[Items from a data source]
━━━━

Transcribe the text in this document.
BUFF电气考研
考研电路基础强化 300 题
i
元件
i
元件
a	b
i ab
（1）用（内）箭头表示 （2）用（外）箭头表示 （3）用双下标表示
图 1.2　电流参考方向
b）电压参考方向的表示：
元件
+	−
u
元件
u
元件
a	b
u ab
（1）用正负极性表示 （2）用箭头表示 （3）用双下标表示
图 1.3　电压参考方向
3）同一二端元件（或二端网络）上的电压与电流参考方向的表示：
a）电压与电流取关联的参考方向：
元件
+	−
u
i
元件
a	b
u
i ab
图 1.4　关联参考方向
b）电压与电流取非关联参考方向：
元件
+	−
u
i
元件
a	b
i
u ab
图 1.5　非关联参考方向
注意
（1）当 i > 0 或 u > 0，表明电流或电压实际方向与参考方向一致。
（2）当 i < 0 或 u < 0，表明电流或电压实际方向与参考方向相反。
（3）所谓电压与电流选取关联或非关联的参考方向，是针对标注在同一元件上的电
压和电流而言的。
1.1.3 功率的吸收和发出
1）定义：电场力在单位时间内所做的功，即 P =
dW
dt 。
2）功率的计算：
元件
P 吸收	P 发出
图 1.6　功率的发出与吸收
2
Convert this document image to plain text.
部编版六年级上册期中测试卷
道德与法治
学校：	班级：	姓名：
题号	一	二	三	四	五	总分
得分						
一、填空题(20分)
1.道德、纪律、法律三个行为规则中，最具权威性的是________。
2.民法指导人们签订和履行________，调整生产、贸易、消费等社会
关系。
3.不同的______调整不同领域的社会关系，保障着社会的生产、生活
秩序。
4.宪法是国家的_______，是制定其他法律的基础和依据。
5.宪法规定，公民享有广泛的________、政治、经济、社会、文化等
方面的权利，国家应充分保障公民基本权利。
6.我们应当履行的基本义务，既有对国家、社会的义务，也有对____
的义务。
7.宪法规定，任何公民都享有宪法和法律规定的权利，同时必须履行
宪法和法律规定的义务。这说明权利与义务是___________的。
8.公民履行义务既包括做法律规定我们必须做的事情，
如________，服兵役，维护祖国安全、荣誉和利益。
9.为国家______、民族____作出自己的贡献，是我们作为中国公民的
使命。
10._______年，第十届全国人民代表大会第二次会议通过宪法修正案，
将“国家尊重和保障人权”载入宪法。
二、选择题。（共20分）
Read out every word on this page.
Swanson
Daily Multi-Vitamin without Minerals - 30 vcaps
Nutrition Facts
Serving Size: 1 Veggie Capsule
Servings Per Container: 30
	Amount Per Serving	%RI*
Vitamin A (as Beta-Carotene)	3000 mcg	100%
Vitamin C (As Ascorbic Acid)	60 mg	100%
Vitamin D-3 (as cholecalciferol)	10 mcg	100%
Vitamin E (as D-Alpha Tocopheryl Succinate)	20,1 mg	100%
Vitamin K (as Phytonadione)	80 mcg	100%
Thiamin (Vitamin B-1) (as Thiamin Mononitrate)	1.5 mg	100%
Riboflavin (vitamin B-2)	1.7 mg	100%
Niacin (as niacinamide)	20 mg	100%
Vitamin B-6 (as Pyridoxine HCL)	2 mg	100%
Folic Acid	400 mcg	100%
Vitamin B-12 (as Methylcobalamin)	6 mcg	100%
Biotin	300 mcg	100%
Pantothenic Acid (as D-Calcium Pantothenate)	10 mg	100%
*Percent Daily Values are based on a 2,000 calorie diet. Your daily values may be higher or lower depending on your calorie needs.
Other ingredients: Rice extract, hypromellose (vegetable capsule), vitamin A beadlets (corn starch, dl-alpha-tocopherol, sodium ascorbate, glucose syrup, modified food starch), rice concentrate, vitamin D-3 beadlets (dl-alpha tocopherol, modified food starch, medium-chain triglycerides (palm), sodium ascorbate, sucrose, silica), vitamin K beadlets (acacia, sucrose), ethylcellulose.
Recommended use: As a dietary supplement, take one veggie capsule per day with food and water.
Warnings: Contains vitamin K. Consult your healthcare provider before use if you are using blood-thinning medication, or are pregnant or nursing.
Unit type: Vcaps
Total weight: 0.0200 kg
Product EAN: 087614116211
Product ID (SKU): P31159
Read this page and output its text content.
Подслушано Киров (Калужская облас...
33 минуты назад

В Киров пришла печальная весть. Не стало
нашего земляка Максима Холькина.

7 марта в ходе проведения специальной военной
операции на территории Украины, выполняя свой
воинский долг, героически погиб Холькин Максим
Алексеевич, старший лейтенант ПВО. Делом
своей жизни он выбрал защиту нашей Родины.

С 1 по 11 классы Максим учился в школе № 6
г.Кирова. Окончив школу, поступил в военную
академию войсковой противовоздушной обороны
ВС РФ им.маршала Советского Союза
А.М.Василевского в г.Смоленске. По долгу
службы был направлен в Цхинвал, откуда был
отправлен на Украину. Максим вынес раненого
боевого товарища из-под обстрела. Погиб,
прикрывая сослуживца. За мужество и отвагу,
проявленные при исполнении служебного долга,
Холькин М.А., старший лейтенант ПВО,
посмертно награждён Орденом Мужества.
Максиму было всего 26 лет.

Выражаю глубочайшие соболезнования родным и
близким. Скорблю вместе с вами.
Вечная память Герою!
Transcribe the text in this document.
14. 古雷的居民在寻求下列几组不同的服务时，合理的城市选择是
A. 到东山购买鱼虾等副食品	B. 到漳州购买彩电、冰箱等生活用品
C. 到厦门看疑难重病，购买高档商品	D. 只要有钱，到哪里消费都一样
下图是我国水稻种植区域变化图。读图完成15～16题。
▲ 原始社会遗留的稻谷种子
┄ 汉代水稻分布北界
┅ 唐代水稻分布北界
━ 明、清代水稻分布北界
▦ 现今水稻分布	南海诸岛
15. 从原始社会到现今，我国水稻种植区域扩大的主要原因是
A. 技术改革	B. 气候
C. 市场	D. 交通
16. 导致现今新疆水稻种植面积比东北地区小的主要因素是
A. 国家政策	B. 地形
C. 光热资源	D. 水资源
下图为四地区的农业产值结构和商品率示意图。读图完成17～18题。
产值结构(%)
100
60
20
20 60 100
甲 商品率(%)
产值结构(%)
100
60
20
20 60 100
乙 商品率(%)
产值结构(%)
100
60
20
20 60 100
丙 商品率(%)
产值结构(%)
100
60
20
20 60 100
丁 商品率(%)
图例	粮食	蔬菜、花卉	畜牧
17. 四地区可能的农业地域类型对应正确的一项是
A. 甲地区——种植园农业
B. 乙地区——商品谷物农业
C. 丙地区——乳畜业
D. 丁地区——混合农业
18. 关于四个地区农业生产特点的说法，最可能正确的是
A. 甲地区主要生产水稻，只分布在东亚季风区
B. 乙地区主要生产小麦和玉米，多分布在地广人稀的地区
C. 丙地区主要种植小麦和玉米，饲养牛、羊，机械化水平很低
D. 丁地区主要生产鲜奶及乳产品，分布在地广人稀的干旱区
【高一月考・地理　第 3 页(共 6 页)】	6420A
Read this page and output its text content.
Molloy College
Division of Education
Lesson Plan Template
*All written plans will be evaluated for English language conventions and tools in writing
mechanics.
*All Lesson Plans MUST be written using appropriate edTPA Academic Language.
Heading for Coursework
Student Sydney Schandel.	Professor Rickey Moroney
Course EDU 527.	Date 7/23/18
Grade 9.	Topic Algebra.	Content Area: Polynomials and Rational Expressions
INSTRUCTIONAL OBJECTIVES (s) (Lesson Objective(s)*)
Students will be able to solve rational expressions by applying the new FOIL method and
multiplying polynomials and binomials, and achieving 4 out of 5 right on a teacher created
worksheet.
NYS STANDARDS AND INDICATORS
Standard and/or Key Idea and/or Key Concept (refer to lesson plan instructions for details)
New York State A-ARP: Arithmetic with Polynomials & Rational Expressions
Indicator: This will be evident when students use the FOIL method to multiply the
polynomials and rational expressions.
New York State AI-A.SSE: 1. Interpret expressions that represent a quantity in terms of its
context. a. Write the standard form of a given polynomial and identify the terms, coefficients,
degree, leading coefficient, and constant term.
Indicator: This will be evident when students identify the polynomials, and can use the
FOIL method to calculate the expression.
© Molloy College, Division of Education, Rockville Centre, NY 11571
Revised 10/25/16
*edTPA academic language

━━━━

Task –
Return each full line of the entries that contains the word "Division".

Expected answer –
Division of Education
© Molloy College, Division of Education, Rockville Centre, NY 11571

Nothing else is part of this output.